In the data that follows, count each line holding the string "Объем"; answer with the number only.

----------------------------------------

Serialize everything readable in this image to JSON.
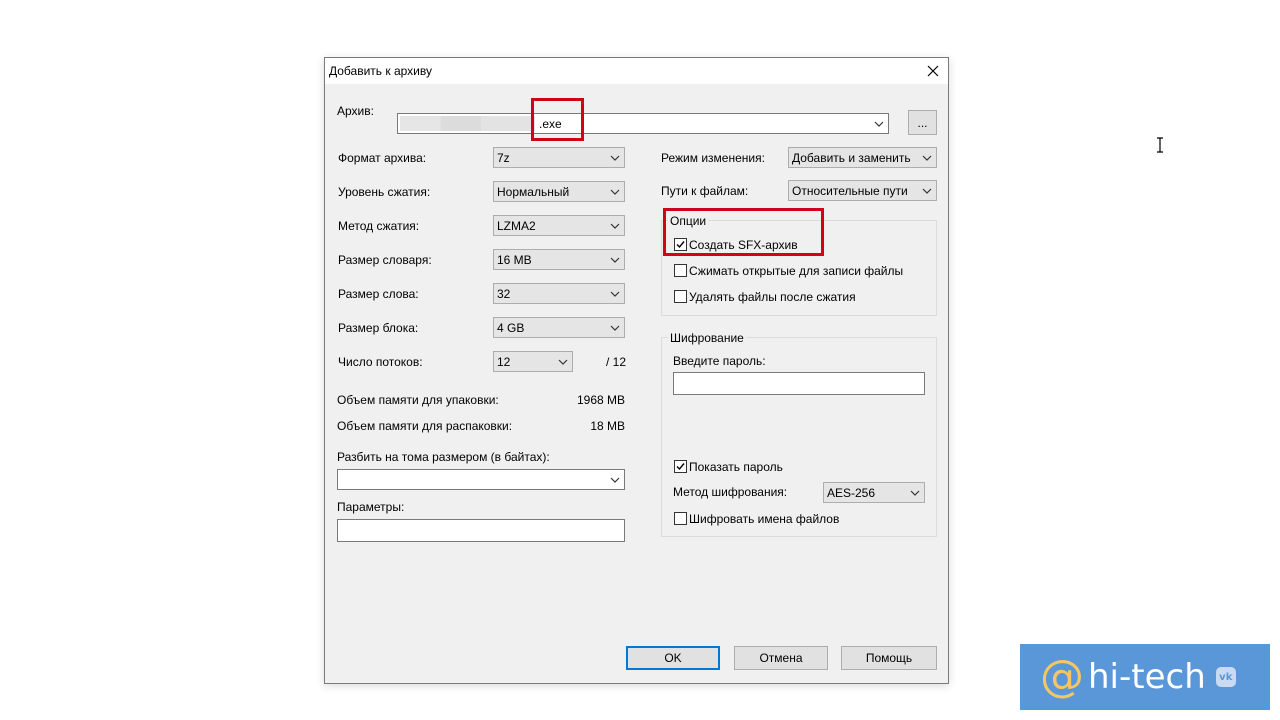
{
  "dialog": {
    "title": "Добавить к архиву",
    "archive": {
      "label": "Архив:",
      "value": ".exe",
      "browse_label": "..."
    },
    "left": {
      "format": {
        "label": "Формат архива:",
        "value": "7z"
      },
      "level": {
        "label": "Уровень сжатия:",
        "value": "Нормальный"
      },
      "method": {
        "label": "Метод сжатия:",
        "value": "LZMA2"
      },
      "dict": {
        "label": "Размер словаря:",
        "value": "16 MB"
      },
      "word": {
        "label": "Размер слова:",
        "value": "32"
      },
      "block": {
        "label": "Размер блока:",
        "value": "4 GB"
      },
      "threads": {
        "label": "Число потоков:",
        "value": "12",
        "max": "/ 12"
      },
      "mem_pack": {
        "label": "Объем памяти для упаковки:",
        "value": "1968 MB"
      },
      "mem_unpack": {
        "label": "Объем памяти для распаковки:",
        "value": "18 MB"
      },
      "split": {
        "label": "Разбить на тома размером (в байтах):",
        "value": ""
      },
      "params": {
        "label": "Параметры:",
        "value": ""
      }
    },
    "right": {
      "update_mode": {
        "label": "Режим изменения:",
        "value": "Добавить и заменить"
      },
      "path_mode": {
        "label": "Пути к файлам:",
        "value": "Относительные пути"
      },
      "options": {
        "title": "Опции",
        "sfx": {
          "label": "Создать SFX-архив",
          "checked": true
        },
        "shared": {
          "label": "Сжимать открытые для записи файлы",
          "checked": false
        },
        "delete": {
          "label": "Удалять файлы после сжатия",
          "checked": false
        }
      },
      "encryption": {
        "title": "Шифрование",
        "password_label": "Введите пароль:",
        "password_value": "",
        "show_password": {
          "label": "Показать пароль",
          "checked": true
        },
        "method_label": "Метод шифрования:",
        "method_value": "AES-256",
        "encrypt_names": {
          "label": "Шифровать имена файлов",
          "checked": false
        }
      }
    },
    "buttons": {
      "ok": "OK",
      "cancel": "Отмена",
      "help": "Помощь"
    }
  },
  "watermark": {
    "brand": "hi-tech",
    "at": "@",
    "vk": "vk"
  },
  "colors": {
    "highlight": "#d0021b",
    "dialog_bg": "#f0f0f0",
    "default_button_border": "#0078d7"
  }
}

----------------------------------------

— Exercise output —
2